-- START Stored data --

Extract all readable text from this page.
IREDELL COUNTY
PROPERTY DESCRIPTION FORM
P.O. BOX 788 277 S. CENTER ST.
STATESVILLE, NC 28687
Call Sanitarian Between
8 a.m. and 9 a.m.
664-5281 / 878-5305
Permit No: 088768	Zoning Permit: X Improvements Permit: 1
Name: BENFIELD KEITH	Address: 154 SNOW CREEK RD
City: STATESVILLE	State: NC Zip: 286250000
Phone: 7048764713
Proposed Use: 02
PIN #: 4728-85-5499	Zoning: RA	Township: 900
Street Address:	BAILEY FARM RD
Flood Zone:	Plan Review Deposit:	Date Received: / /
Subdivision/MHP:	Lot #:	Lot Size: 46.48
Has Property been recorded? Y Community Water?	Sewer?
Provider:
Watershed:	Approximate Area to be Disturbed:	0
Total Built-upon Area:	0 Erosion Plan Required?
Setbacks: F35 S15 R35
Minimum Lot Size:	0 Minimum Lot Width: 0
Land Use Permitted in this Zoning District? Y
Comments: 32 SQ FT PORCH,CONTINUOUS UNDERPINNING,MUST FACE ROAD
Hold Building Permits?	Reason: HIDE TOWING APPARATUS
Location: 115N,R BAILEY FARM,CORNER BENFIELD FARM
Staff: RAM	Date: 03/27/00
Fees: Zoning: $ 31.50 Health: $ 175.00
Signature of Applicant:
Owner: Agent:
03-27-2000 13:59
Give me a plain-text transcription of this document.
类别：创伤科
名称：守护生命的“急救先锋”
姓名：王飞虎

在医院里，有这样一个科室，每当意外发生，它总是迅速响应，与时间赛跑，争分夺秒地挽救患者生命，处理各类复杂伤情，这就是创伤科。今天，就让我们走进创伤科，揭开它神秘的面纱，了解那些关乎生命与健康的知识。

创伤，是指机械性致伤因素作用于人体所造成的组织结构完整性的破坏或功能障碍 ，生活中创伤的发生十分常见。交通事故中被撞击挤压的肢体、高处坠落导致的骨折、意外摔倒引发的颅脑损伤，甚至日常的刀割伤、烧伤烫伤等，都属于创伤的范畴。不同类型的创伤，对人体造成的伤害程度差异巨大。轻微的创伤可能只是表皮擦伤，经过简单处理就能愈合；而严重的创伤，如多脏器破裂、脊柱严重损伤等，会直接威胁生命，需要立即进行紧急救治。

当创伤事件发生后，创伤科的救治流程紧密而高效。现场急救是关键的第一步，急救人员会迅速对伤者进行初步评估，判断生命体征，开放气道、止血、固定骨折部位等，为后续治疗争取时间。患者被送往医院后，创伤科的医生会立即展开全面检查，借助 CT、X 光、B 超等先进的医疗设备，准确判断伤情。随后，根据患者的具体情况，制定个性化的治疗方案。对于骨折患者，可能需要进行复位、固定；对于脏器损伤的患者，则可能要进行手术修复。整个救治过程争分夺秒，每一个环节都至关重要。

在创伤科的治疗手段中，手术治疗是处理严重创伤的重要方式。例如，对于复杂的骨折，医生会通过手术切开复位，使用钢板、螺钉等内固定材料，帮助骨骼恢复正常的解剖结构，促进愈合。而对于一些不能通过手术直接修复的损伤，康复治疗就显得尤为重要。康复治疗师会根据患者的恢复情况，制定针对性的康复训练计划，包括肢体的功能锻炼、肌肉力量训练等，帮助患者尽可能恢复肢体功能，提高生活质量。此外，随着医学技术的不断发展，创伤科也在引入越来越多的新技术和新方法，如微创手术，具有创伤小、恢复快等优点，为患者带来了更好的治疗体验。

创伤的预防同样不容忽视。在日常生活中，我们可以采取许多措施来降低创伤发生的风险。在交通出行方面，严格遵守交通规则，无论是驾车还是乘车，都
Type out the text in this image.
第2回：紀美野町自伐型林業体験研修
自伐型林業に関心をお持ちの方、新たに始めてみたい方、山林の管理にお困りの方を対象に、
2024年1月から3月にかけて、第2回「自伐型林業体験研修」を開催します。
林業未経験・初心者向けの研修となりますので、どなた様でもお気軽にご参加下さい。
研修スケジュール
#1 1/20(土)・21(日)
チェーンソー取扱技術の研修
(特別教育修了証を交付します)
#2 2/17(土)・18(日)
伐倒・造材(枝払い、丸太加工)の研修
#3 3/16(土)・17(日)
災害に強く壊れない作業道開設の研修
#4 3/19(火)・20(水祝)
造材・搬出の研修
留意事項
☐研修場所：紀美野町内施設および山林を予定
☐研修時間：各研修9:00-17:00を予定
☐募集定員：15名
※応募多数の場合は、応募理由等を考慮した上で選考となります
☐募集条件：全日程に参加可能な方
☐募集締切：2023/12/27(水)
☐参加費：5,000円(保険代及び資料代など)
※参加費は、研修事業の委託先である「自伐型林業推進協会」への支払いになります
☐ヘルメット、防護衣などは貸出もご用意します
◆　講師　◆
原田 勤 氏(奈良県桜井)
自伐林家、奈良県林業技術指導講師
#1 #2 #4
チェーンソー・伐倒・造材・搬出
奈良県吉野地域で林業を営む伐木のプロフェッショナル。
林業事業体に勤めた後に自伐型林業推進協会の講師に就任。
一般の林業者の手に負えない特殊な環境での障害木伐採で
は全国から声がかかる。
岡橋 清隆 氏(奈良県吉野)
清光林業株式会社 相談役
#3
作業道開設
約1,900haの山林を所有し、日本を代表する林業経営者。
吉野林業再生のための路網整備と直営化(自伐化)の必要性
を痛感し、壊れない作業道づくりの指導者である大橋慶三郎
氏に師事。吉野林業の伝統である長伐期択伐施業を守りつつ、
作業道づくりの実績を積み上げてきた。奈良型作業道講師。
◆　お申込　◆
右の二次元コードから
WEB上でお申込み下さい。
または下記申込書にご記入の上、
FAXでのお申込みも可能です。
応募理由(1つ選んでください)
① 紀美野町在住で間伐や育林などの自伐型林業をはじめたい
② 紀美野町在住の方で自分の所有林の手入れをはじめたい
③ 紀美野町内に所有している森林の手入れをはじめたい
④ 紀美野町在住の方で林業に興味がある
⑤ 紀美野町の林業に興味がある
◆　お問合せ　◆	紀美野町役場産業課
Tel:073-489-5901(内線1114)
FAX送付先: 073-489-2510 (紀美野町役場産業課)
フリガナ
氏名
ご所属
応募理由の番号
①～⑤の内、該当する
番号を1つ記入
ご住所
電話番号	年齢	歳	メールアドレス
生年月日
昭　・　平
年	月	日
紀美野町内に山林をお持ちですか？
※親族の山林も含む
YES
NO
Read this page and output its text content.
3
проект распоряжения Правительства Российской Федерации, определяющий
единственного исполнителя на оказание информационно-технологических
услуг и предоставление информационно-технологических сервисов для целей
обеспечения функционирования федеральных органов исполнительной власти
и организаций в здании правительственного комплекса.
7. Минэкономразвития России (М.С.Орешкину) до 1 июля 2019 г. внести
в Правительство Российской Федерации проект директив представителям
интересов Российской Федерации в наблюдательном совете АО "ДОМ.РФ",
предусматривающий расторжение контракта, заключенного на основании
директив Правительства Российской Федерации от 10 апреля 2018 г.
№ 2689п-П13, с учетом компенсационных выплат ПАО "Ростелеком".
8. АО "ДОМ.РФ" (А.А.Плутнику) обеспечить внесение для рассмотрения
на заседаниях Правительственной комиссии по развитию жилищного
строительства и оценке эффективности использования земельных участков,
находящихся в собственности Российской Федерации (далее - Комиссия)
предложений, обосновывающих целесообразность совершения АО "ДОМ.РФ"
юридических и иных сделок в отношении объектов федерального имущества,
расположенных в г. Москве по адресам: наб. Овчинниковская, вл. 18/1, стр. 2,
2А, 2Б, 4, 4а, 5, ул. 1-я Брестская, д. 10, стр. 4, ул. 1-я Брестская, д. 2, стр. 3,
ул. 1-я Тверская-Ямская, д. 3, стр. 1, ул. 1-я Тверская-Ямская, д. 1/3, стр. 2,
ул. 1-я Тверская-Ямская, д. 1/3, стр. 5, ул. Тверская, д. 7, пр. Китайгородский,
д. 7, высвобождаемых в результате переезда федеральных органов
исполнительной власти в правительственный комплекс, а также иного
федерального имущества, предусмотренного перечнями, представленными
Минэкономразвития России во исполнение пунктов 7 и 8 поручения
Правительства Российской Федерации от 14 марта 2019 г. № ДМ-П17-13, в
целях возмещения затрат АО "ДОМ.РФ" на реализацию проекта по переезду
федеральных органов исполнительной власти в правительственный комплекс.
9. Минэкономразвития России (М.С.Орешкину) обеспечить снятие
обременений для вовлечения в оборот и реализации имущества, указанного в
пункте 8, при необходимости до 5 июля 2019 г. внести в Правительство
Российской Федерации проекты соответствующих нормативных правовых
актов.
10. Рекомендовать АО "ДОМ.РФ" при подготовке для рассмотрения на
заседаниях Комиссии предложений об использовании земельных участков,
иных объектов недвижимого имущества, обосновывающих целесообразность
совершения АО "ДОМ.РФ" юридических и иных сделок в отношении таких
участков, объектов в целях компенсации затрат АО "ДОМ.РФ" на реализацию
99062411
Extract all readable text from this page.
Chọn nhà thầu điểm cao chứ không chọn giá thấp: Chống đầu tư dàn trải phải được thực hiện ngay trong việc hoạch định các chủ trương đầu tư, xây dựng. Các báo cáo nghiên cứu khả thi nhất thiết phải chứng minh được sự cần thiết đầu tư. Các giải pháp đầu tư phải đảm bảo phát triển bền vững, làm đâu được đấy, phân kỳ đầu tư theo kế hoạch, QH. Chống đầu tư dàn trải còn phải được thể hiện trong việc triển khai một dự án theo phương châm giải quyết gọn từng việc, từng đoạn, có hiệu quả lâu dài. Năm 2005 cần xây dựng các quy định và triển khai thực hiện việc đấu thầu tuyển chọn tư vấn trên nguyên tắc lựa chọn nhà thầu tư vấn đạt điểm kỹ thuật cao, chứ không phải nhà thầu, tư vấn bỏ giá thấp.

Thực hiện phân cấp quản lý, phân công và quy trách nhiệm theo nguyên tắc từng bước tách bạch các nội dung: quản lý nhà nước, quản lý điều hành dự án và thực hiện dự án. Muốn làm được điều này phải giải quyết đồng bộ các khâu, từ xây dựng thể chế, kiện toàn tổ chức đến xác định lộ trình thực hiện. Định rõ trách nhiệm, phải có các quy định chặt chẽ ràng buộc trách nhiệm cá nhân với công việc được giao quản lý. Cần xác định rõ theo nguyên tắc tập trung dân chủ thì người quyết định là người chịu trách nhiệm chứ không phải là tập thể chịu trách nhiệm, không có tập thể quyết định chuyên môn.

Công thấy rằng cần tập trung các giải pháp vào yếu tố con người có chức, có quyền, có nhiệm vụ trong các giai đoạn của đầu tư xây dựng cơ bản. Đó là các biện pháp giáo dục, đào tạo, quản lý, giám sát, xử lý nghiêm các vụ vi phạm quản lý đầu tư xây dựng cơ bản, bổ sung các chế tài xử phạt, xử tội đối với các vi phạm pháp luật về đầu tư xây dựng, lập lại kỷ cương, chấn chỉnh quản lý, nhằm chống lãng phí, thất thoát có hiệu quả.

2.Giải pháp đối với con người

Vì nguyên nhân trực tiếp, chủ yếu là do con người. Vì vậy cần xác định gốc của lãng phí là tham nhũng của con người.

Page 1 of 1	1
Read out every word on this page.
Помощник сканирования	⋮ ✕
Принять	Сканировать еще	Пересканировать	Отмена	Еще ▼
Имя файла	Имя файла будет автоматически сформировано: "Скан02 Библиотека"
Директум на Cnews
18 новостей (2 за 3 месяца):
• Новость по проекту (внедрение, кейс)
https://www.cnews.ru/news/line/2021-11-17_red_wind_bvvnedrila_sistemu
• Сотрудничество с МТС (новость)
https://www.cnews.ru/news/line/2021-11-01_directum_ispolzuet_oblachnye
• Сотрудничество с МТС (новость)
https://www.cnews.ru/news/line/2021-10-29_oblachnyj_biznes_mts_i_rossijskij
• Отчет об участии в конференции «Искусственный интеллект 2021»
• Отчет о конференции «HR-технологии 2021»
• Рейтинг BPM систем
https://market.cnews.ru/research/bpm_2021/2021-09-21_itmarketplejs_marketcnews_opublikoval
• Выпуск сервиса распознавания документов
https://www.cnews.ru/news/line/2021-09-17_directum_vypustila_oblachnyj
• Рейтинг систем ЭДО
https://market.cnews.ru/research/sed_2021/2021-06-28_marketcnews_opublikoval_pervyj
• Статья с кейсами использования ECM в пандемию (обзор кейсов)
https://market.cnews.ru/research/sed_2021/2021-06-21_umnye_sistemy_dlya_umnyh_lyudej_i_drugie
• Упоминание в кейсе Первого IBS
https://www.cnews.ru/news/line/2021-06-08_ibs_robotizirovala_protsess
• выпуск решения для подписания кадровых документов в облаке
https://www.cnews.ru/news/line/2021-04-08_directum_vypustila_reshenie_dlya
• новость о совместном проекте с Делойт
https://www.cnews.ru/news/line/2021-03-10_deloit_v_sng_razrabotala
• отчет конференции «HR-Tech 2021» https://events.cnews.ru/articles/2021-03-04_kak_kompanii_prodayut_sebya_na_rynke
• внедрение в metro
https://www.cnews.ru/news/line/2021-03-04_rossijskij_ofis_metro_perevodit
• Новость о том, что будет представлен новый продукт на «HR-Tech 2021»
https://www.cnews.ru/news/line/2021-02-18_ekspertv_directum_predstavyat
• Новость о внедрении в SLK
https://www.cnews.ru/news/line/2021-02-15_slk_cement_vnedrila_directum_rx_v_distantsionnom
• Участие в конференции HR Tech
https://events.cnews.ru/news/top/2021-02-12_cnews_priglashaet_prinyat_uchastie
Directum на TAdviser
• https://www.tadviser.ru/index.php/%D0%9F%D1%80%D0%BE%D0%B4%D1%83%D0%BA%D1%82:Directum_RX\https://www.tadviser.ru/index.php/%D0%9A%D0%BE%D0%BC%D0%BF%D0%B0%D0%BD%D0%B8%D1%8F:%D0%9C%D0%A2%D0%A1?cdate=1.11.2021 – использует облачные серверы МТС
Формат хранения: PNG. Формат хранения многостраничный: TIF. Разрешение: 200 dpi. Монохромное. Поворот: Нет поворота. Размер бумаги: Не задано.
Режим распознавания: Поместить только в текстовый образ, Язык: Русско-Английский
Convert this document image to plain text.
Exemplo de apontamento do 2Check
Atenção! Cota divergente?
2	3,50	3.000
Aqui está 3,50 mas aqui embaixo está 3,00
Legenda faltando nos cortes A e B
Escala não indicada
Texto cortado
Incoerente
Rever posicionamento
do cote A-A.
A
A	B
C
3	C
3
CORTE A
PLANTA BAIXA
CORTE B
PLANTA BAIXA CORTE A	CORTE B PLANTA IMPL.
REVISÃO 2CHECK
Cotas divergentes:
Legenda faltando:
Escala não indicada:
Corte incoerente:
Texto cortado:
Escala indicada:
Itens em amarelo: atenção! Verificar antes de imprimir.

-- END Stored data --

- **The exercise**: Select the lines that carry the string "сделок" and copy them.

- **Task answer**:
юридических и иных сделок в отношении объектов федерального имущества,
совершения АО "ДОМ.РФ" юридических и иных сделок в отношении таких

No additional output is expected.